Take the entries below and reproduce them word for word.

— start of RECORDS PROVIDED —

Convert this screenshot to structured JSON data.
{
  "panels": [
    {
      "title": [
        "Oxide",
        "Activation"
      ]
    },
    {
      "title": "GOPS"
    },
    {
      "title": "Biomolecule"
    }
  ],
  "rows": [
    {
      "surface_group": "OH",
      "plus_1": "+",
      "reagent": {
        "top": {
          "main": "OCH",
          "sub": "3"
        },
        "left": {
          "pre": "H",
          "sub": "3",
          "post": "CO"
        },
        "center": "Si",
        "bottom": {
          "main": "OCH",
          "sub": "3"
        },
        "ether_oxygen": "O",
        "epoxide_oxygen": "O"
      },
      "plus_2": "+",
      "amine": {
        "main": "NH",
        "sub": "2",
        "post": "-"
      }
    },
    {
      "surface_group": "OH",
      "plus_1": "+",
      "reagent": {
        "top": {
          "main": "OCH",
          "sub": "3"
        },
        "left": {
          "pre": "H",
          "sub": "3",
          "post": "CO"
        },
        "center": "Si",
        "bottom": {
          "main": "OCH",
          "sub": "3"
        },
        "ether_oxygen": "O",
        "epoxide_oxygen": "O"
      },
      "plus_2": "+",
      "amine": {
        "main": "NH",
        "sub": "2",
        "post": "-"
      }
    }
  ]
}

— end of RECORDS PROVIDED —

> _SOLUTION BELOW_
Convert this screenshot to structured JSON data.
{
  "panels": [
    {
      "title": [
        "Oxide",
        "Activation"
      ]
    },
    {
      "title": "GOPS"
    },
    {
      "title": "Biomolecule"
    }
  ],
  "rows": [
    {
      "surface_group": "OH",
      "plus_1": "+",
      "reagent": {
        "top": {
          "main": "OCH",
          "sub": "3"
        },
        "left": {
          "pre": "H",
          "sub": "3",
          "post": "CO"
        },
        "center": "Si",
        "bottom": {
          "main": "OCH",
          "sub": "3"
        },
        "ether_oxygen": "O",
        "epoxide_oxygen": "O"
      },
      "plus_2": "+",
      "amine": {
        "main": "NH",
        "sub": "2",
        "post": "-"
      }
    },
    {
      "surface_group": "OH",
      "plus_1": "+",
      "reagent": {
        "top": {
          "main": "OCH",
          "sub": "3"
        },
        "left": {
          "pre": "H",
          "sub": "3",
          "post": "CO"
        },
        "center": "Si",
        "bottom": {
          "main": "OCH",
          "sub": "3"
        },
        "ether_oxygen": "O",
        "epoxide_oxygen": "O"
      },
      "plus_2": "+",
      "amine": {
        "main": "NH",
        "sub": "2",
        "post": "-"
      }
    }
  ]
}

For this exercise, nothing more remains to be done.